Task instructions
Return each line of the data below verbatim; pictures are to be left out.

***** Data section

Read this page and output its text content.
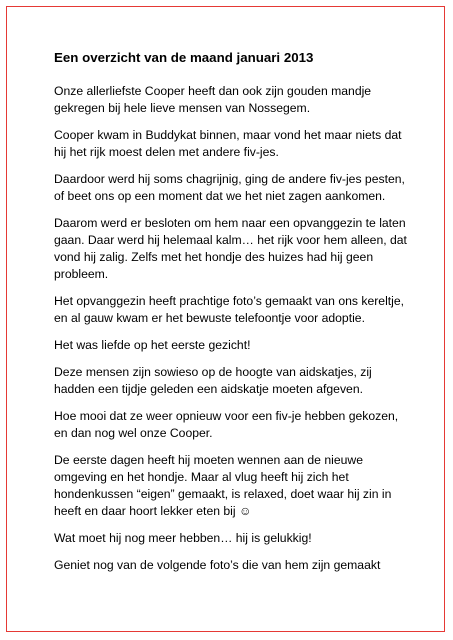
Een overzicht van de maand januari 2013

Onze allerliefste Cooper heeft dan ook zijn gouden mandje gekregen bij hele lieve mensen van Nossegem.

Cooper kwam in Buddykat binnen, maar vond het maar niets dat hij het rijk moest delen met andere fiv-jes.

Daardoor werd hij soms chagrijnig, ging de andere fiv-jes pesten, of beet ons op een moment dat we het niet zagen aankomen.

Daarom werd er besloten om hem naar een opvanggezin te laten gaan. Daar werd hij helemaal kalm… het rijk voor hem alleen, dat vond hij zalig. Zelfs met het hondje des huizes had hij geen probleem.

Het opvanggezin heeft prachtige foto’s gemaakt van ons kereltje, en al gauw kwam er het bewuste telefoontje voor adoptie.

Het was liefde op het eerste gezicht!

Deze mensen zijn sowieso op de hoogte van aidskatjes, zij hadden een tijdje geleden een aidskatje moeten afgeven.

Hoe mooi dat ze weer opnieuw voor een fiv-je hebben gekozen, en dan nog wel onze Cooper.

De eerste dagen heeft hij moeten wennen aan de nieuwe omgeving en het hondje. Maar al vlug heeft hij zich het hondenkussen “eigen” gemaakt, is relaxed, doet waar hij zin in heeft en daar hoort lekker eten bij ☺

Wat moet hij nog meer hebben… hij is gelukkig!

Geniet nog van de volgende foto’s die van hem zijn gemaakt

**********

Task answer
Read this page and output its text content.
Een overzicht van de maand januari 2013

Onze allerliefste Cooper heeft dan ook zijn gouden mandje gekregen bij hele lieve mensen van Nossegem.

Cooper kwam in Buddykat binnen, maar vond het maar niets dat hij het rijk moest delen met andere fiv-jes.

Daardoor werd hij soms chagrijnig, ging de andere fiv-jes pesten, of beet ons op een moment dat we het niet zagen aankomen.

Daarom werd er besloten om hem naar een opvanggezin te laten gaan. Daar werd hij helemaal kalm… het rijk voor hem alleen, dat vond hij zalig. Zelfs met het hondje des huizes had hij geen probleem.

Het opvanggezin heeft prachtige foto’s gemaakt van ons kereltje, en al gauw kwam er het bewuste telefoontje voor adoptie.

Het was liefde op het eerste gezicht!

Deze mensen zijn sowieso op de hoogte van aidskatjes, zij hadden een tijdje geleden een aidskatje moeten afgeven.

Hoe mooi dat ze weer opnieuw voor een fiv-je hebben gekozen, en dan nog wel onze Cooper.

De eerste dagen heeft hij moeten wennen aan de nieuwe omgeving en het hondje. Maar al vlug heeft hij zich het hondenkussen “eigen” gemaakt, is relaxed, doet waar hij zin in heeft en daar hoort lekker eten bij ☺

Wat moet hij nog meer hebben… hij is gelukkig!

Geniet nog van de volgende foto’s die van hem zijn gemaakt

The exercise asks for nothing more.